*Task goal:* Extract the full set of records, then give each one again exactly.
— Start of Rows —
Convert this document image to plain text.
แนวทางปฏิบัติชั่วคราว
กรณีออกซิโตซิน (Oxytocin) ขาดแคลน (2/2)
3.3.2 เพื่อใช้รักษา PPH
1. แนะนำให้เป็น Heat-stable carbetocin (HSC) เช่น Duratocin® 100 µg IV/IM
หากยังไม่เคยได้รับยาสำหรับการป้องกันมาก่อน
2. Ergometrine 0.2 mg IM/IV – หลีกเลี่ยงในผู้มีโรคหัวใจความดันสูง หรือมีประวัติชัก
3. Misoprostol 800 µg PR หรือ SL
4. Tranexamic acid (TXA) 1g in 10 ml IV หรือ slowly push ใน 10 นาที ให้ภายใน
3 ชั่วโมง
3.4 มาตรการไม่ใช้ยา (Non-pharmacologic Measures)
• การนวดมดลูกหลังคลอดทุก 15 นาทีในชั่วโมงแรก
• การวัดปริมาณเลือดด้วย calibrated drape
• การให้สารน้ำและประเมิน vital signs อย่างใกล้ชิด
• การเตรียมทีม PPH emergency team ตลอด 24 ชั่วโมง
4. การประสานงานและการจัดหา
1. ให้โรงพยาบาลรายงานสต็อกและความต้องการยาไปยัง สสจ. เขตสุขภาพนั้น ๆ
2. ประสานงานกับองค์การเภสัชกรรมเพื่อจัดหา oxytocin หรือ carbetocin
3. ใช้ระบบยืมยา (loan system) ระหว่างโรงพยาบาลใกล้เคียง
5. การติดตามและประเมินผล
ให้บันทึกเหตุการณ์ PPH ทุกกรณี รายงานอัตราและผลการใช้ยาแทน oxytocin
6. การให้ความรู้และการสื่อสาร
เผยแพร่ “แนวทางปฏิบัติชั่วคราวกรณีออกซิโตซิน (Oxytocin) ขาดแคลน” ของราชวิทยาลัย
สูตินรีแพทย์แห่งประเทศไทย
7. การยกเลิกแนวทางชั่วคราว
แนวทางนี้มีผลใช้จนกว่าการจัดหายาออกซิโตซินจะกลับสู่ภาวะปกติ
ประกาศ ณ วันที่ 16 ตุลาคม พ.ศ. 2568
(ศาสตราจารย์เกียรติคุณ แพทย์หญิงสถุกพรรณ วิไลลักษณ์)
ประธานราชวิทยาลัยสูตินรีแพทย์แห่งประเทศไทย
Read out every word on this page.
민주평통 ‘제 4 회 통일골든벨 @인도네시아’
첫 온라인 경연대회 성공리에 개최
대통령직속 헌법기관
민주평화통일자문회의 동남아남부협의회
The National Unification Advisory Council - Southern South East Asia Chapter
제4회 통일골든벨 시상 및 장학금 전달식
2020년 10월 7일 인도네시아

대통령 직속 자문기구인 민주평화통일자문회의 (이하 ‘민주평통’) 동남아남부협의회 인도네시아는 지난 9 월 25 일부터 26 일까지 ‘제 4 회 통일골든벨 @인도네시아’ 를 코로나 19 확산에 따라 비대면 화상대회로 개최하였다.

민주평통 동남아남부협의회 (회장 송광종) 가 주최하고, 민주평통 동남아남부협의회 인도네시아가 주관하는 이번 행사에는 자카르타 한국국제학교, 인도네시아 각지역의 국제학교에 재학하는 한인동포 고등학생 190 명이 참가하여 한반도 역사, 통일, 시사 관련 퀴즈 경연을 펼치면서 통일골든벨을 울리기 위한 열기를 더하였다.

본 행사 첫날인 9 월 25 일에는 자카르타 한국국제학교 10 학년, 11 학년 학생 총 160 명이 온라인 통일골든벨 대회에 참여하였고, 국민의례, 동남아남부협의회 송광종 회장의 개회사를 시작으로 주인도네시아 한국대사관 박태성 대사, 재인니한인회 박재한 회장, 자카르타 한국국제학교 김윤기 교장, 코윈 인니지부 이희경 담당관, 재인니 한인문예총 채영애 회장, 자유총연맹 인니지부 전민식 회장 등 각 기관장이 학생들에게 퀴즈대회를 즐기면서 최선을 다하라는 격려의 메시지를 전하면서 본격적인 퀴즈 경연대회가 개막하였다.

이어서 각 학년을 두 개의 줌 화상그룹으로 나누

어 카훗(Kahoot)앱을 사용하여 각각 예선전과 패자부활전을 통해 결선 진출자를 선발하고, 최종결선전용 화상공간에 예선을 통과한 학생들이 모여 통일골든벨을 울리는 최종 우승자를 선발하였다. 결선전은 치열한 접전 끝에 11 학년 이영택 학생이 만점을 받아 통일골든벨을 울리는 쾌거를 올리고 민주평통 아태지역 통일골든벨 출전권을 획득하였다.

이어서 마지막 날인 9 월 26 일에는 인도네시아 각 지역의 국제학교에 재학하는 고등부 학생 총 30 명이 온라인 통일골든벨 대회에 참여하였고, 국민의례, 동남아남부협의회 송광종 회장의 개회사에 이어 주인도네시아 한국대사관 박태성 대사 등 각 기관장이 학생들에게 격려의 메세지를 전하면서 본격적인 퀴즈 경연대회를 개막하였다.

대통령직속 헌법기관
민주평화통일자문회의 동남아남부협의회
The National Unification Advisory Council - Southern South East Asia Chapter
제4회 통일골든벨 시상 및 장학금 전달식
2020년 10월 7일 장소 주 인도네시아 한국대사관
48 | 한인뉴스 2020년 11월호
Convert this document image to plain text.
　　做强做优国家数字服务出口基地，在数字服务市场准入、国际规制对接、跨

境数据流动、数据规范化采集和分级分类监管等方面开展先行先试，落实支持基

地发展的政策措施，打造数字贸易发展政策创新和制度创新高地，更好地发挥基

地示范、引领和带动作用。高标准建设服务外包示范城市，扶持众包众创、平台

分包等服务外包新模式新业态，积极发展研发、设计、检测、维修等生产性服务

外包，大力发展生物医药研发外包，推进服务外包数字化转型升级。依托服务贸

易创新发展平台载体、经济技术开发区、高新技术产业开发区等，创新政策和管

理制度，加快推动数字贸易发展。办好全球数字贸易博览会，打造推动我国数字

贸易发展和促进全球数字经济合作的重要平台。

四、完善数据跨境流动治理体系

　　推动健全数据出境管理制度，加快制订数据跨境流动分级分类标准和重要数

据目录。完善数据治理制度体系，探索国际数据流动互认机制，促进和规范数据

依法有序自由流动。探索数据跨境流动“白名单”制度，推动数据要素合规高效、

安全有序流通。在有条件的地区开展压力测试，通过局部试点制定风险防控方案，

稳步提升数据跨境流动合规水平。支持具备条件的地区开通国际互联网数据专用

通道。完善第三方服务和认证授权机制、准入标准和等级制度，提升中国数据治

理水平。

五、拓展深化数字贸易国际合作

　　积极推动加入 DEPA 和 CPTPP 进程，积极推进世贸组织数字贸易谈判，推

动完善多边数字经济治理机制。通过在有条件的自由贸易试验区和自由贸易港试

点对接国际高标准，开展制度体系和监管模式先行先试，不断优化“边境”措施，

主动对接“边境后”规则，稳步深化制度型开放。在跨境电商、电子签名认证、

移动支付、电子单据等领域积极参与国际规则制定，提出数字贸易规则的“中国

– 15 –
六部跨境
— End of Rows —
*Response to the exercise:*
Convert this document image to plain text.
แนวทางปฏิบัติชั่วคราว
กรณีออกซิโตซิน (Oxytocin) ขาดแคลน (2/2)
3.3.2 เพื่อใช้รักษา PPH
1. แนะนำให้เป็น Heat-stable carbetocin (HSC) เช่น Duratocin® 100 µg IV/IM
หากยังไม่เคยได้รับยาสำหรับการป้องกันมาก่อน
2. Ergometrine 0.2 mg IM/IV – หลีกเลี่ยงในผู้มีโรคหัวใจความดันสูง หรือมีประวัติชัก
3. Misoprostol 800 µg PR หรือ SL
4. Tranexamic acid (TXA) 1g in 10 ml IV หรือ slowly push ใน 10 นาที ให้ภายใน
3 ชั่วโมง
3.4 มาตรการไม่ใช้ยา (Non-pharmacologic Measures)
• การนวดมดลูกหลังคลอดทุก 15 นาทีในชั่วโมงแรก
• การวัดปริมาณเลือดด้วย calibrated drape
• การให้สารน้ำและประเมิน vital signs อย่างใกล้ชิด
• การเตรียมทีม PPH emergency team ตลอด 24 ชั่วโมง
4. การประสานงานและการจัดหา
1. ให้โรงพยาบาลรายงานสต็อกและความต้องการยาไปยัง สสจ. เขตสุขภาพนั้น ๆ
2. ประสานงานกับองค์การเภสัชกรรมเพื่อจัดหา oxytocin หรือ carbetocin
3. ใช้ระบบยืมยา (loan system) ระหว่างโรงพยาบาลใกล้เคียง
5. การติดตามและประเมินผล
ให้บันทึกเหตุการณ์ PPH ทุกกรณี รายงานอัตราและผลการใช้ยาแทน oxytocin
6. การให้ความรู้และการสื่อสาร
เผยแพร่ “แนวทางปฏิบัติชั่วคราวกรณีออกซิโตซิน (Oxytocin) ขาดแคลน” ของราชวิทยาลัย
สูตินรีแพทย์แห่งประเทศไทย
7. การยกเลิกแนวทางชั่วคราว
แนวทางนี้มีผลใช้จนกว่าการจัดหายาออกซิโตซินจะกลับสู่ภาวะปกติ
ประกาศ ณ วันที่ 16 ตุลาคม พ.ศ. 2568
(ศาสตราจารย์เกียรติคุณ แพทย์หญิงสถุกพรรณ วิไลลักษณ์)
ประธานราชวิทยาลัยสูตินรีแพทย์แห่งประเทศไทย
Read out every word on this page.
민주평통 ‘제 4 회 통일골든벨 @인도네시아’
첫 온라인 경연대회 성공리에 개최
대통령직속 헌법기관
민주평화통일자문회의 동남아남부협의회
The National Unification Advisory Council - Southern South East Asia Chapter
제4회 통일골든벨 시상 및 장학금 전달식
2020년 10월 7일 인도네시아

대통령 직속 자문기구인 민주평화통일자문회의 (이하 ‘민주평통’) 동남아남부협의회 인도네시아는 지난 9 월 25 일부터 26 일까지 ‘제 4 회 통일골든벨 @인도네시아’ 를 코로나 19 확산에 따라 비대면 화상대회로 개최하였다.

민주평통 동남아남부협의회 (회장 송광종) 가 주최하고, 민주평통 동남아남부협의회 인도네시아가 주관하는 이번 행사에는 자카르타 한국국제학교, 인도네시아 각지역의 국제학교에 재학하는 한인동포 고등학생 190 명이 참가하여 한반도 역사, 통일, 시사 관련 퀴즈 경연을 펼치면서 통일골든벨을 울리기 위한 열기를 더하였다.

본 행사 첫날인 9 월 25 일에는 자카르타 한국국제학교 10 학년, 11 학년 학생 총 160 명이 온라인 통일골든벨 대회에 참여하였고, 국민의례, 동남아남부협의회 송광종 회장의 개회사를 시작으로 주인도네시아 한국대사관 박태성 대사, 재인니한인회 박재한 회장, 자카르타 한국국제학교 김윤기 교장, 코윈 인니지부 이희경 담당관, 재인니 한인문예총 채영애 회장, 자유총연맹 인니지부 전민식 회장 등 각 기관장이 학생들에게 퀴즈대회를 즐기면서 최선을 다하라는 격려의 메시지를 전하면서 본격적인 퀴즈 경연대회가 개막하였다.

이어서 각 학년을 두 개의 줌 화상그룹으로 나누

어 카훗(Kahoot)앱을 사용하여 각각 예선전과 패자부활전을 통해 결선 진출자를 선발하고, 최종결선전용 화상공간에 예선을 통과한 학생들이 모여 통일골든벨을 울리는 최종 우승자를 선발하였다. 결선전은 치열한 접전 끝에 11 학년 이영택 학생이 만점을 받아 통일골든벨을 울리는 쾌거를 올리고 민주평통 아태지역 통일골든벨 출전권을 획득하였다.

이어서 마지막 날인 9 월 26 일에는 인도네시아 각 지역의 국제학교에 재학하는 고등부 학생 총 30 명이 온라인 통일골든벨 대회에 참여하였고, 국민의례, 동남아남부협의회 송광종 회장의 개회사에 이어 주인도네시아 한국대사관 박태성 대사 등 각 기관장이 학생들에게 격려의 메세지를 전하면서 본격적인 퀴즈 경연대회를 개막하였다.

대통령직속 헌법기관
민주평화통일자문회의 동남아남부협의회
The National Unification Advisory Council - Southern South East Asia Chapter
제4회 통일골든벨 시상 및 장학금 전달식
2020년 10월 7일 장소 주 인도네시아 한국대사관
48 | 한인뉴스 2020년 11월호
Convert this document image to plain text.
　　做强做优国家数字服务出口基地，在数字服务市场准入、国际规制对接、跨

境数据流动、数据规范化采集和分级分类监管等方面开展先行先试，落实支持基

地发展的政策措施，打造数字贸易发展政策创新和制度创新高地，更好地发挥基

地示范、引领和带动作用。高标准建设服务外包示范城市，扶持众包众创、平台

分包等服务外包新模式新业态，积极发展研发、设计、检测、维修等生产性服务

外包，大力发展生物医药研发外包，推进服务外包数字化转型升级。依托服务贸

易创新发展平台载体、经济技术开发区、高新技术产业开发区等，创新政策和管

理制度，加快推动数字贸易发展。办好全球数字贸易博览会，打造推动我国数字

贸易发展和促进全球数字经济合作的重要平台。

四、完善数据跨境流动治理体系

　　推动健全数据出境管理制度，加快制订数据跨境流动分级分类标准和重要数

据目录。完善数据治理制度体系，探索国际数据流动互认机制，促进和规范数据

依法有序自由流动。探索数据跨境流动“白名单”制度，推动数据要素合规高效、

安全有序流通。在有条件的地区开展压力测试，通过局部试点制定风险防控方案，

稳步提升数据跨境流动合规水平。支持具备条件的地区开通国际互联网数据专用

通道。完善第三方服务和认证授权机制、准入标准和等级制度，提升中国数据治

理水平。

五、拓展深化数字贸易国际合作

　　积极推动加入 DEPA 和 CPTPP 进程，积极推进世贸组织数字贸易谈判，推

动完善多边数字经济治理机制。通过在有条件的自由贸易试验区和自由贸易港试

点对接国际高标准，开展制度体系和监管模式先行先试，不断优化“边境”措施，

主动对接“边境后”规则，稳步深化制度型开放。在跨境电商、电子签名认证、

移动支付、电子单据等领域积极参与国际规则制定，提出数字贸易规则的“中国

– 15 –
六部跨境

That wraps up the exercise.